+++ Task data

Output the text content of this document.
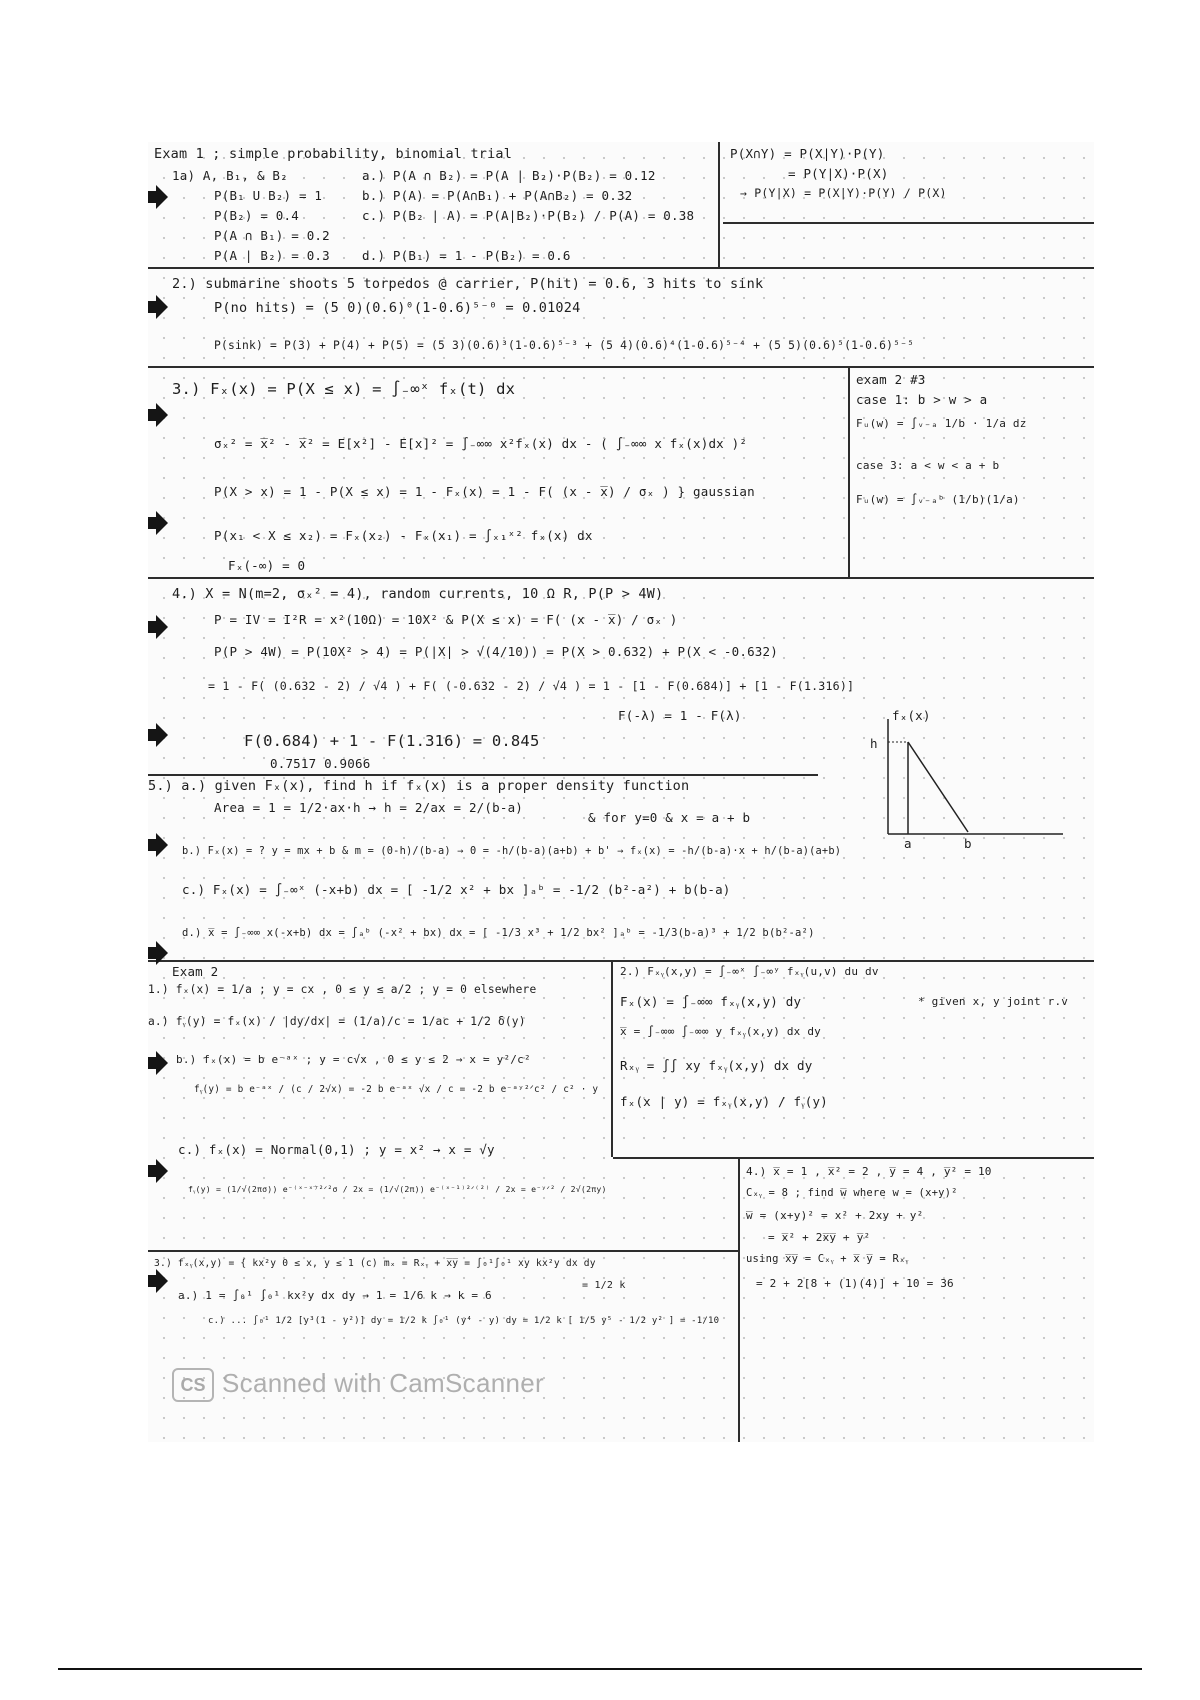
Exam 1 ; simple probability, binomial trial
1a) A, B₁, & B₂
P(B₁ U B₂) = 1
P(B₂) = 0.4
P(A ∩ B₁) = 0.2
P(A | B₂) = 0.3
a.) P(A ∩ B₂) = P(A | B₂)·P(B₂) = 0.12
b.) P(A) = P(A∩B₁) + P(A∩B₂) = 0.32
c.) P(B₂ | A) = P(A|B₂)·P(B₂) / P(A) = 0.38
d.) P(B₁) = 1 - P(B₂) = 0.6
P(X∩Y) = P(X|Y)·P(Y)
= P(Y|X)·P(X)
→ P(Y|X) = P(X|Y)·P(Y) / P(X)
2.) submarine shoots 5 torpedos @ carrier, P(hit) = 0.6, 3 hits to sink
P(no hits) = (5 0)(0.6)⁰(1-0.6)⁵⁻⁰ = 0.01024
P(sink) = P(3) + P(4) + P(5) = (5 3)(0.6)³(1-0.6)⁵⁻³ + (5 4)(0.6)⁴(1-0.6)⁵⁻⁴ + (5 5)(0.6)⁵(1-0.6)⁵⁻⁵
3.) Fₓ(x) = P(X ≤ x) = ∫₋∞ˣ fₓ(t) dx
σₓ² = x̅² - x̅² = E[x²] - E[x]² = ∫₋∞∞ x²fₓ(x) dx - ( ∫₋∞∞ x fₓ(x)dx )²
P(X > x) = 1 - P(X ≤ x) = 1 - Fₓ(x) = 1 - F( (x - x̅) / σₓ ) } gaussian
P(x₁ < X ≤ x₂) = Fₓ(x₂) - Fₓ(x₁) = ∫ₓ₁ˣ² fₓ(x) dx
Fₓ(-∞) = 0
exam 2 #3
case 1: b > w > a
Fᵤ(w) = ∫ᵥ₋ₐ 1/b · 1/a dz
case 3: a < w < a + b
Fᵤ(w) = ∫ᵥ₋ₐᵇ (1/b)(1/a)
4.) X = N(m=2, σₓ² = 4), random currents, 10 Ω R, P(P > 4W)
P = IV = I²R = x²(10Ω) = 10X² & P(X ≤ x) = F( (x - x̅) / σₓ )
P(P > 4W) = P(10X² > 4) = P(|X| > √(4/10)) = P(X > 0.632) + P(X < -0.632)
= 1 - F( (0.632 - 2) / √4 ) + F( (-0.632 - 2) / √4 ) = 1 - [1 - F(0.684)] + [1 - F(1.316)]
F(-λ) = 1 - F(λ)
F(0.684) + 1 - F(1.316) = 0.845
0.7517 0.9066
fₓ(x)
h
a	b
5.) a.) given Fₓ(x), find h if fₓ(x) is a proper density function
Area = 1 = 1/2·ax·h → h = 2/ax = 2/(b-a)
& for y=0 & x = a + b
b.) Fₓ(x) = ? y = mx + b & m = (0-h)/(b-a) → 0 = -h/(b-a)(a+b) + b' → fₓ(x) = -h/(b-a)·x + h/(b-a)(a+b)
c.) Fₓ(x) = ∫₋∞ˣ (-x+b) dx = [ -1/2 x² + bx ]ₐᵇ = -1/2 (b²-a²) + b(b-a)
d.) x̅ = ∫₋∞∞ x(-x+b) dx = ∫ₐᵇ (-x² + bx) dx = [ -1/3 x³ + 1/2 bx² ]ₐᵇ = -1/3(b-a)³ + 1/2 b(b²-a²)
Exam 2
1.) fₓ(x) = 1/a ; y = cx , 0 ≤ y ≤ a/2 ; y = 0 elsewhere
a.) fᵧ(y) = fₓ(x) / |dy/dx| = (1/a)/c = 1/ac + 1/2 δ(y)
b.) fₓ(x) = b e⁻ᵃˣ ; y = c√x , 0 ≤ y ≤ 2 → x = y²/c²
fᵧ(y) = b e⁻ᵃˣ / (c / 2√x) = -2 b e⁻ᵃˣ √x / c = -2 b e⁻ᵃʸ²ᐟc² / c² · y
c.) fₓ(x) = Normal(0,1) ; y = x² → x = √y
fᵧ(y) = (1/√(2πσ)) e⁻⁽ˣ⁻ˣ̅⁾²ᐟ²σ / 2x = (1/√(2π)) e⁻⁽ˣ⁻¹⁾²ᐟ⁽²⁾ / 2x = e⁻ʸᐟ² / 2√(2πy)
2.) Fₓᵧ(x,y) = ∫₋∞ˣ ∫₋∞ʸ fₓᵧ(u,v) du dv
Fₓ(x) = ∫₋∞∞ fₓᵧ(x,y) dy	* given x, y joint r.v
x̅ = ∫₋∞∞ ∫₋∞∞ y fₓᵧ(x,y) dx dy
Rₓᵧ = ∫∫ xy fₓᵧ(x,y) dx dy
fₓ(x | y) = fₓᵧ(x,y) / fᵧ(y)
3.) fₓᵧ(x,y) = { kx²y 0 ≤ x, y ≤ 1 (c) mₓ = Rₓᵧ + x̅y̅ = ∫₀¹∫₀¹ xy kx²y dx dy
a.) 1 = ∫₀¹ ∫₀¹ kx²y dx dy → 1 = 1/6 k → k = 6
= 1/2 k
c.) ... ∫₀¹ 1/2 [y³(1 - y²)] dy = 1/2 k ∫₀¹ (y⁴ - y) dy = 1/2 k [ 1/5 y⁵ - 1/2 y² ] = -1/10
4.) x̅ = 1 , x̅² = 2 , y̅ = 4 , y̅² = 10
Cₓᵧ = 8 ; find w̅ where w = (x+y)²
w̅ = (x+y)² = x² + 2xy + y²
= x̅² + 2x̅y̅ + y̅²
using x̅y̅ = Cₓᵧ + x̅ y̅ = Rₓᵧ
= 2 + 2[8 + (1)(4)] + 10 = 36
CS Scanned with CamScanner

++++++

▶ Your task:
Extract every line from the records above that contains the word "given".

▶ Written answer:
5.) a.) given Fₓ(x), find h if fₓ(x) is a proper density function
Fₓ(x) = ∫₋∞∞ fₓᵧ(x,y) dy	* given x, y joint r.v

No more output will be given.